**Written exercise:**
What is needed here is an exact copy of every entry.

========================

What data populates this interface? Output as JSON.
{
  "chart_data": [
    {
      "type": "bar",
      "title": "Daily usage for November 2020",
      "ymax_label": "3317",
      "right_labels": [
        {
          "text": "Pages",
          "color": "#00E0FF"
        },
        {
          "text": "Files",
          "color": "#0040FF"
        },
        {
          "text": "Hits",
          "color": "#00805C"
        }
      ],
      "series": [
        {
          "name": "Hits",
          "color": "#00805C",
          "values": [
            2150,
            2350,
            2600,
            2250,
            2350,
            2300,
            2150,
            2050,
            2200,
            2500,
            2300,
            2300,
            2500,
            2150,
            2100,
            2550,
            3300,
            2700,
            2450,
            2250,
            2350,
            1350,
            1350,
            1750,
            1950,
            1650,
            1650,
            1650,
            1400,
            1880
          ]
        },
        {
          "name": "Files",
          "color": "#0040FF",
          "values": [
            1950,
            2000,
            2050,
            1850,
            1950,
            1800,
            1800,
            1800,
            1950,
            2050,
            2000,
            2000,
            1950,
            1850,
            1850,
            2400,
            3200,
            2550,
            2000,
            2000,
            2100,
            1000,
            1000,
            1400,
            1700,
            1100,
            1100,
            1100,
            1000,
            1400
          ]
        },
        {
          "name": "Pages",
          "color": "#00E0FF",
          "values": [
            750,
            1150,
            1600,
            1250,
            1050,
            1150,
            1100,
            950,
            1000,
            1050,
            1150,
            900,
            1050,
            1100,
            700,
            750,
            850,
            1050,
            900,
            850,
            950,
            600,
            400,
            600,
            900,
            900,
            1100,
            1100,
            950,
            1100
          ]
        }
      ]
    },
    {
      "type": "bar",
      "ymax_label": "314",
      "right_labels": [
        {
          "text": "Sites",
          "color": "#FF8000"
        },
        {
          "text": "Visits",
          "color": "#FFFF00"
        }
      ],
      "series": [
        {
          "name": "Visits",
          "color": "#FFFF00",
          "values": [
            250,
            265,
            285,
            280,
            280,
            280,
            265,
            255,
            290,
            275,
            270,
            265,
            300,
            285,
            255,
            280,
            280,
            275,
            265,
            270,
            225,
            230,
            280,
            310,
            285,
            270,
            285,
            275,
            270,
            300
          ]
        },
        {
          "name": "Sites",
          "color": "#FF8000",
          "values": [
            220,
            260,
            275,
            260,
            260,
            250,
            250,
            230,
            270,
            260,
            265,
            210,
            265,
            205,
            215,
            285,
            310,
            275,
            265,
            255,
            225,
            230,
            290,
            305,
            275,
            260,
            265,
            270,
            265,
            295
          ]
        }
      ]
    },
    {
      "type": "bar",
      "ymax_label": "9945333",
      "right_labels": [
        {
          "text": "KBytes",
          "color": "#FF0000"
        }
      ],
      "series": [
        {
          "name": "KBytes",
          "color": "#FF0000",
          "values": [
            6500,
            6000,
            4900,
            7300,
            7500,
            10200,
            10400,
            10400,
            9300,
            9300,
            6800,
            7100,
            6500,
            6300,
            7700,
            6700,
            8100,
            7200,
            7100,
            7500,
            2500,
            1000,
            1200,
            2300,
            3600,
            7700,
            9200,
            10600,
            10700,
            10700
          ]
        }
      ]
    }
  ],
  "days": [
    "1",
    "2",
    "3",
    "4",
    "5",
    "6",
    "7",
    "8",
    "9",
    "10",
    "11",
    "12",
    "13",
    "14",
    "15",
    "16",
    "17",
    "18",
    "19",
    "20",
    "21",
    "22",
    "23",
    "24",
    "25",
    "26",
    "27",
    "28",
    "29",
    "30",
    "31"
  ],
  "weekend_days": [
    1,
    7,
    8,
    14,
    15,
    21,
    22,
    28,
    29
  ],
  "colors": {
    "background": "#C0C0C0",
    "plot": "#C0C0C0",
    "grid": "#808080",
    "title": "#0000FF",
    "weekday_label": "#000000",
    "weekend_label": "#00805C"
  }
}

========================

**Expected answer:**
What data populates this interface? Output as JSON.
{
  "chart_data": [
    {
      "type": "bar",
      "title": "Daily usage for November 2020",
      "ymax_label": "3317",
      "right_labels": [
        {
          "text": "Pages",
          "color": "#00E0FF"
        },
        {
          "text": "Files",
          "color": "#0040FF"
        },
        {
          "text": "Hits",
          "color": "#00805C"
        }
      ],
      "series": [
        {
          "name": "Hits",
          "color": "#00805C",
          "values": [
            2150,
            2350,
            2600,
            2250,
            2350,
            2300,
            2150,
            2050,
            2200,
            2500,
            2300,
            2300,
            2500,
            2150,
            2100,
            2550,
            3300,
            2700,
            2450,
            2250,
            2350,
            1350,
            1350,
            1750,
            1950,
            1650,
            1650,
            1650,
            1400,
            1880
          ]
        },
        {
          "name": "Files",
          "color": "#0040FF",
          "values": [
            1950,
            2000,
            2050,
            1850,
            1950,
            1800,
            1800,
            1800,
            1950,
            2050,
            2000,
            2000,
            1950,
            1850,
            1850,
            2400,
            3200,
            2550,
            2000,
            2000,
            2100,
            1000,
            1000,
            1400,
            1700,
            1100,
            1100,
            1100,
            1000,
            1400
          ]
        },
        {
          "name": "Pages",
          "color": "#00E0FF",
          "values": [
            750,
            1150,
            1600,
            1250,
            1050,
            1150,
            1100,
            950,
            1000,
            1050,
            1150,
            900,
            1050,
            1100,
            700,
            750,
            850,
            1050,
            900,
            850,
            950,
            600,
            400,
            600,
            900,
            900,
            1100,
            1100,
            950,
            1100
          ]
        }
      ]
    },
    {
      "type": "bar",
      "ymax_label": "314",
      "right_labels": [
        {
          "text": "Sites",
          "color": "#FF8000"
        },
        {
          "text": "Visits",
          "color": "#FFFF00"
        }
      ],
      "series": [
        {
          "name": "Visits",
          "color": "#FFFF00",
          "values": [
            250,
            265,
            285,
            280,
            280,
            280,
            265,
            255,
            290,
            275,
            270,
            265,
            300,
            285,
            255,
            280,
            280,
            275,
            265,
            270,
            225,
            230,
            280,
            310,
            285,
            270,
            285,
            275,
            270,
            300
          ]
        },
        {
          "name": "Sites",
          "color": "#FF8000",
          "values": [
            220,
            260,
            275,
            260,
            260,
            250,
            250,
            230,
            270,
            260,
            265,
            210,
            265,
            205,
            215,
            285,
            310,
            275,
            265,
            255,
            225,
            230,
            290,
            305,
            275,
            260,
            265,
            270,
            265,
            295
          ]
        }
      ]
    },
    {
      "type": "bar",
      "ymax_label": "9945333",
      "right_labels": [
        {
          "text": "KBytes",
          "color": "#FF0000"
        }
      ],
      "series": [
        {
          "name": "KBytes",
          "color": "#FF0000",
          "values": [
            6500,
            6000,
            4900,
            7300,
            7500,
            10200,
            10400,
            10400,
            9300,
            9300,
            6800,
            7100,
            6500,
            6300,
            7700,
            6700,
            8100,
            7200,
            7100,
            7500,
            2500,
            1000,
            1200,
            2300,
            3600,
            7700,
            9200,
            10600,
            10700,
            10700
          ]
        }
      ]
    }
  ],
  "days": [
    "1",
    "2",
    "3",
    "4",
    "5",
    "6",
    "7",
    "8",
    "9",
    "10",
    "11",
    "12",
    "13",
    "14",
    "15",
    "16",
    "17",
    "18",
    "19",
    "20",
    "21",
    "22",
    "23",
    "24",
    "25",
    "26",
    "27",
    "28",
    "29",
    "30",
    "31"
  ],
  "weekend_days": [
    1,
    7,
    8,
    14,
    15,
    21,
    22,
    28,
    29
  ],
  "colors": {
    "background": "#C0C0C0",
    "plot": "#C0C0C0",
    "grid": "#808080",
    "title": "#0000FF",
    "weekday_label": "#000000",
    "weekend_label": "#00805C"
  }
}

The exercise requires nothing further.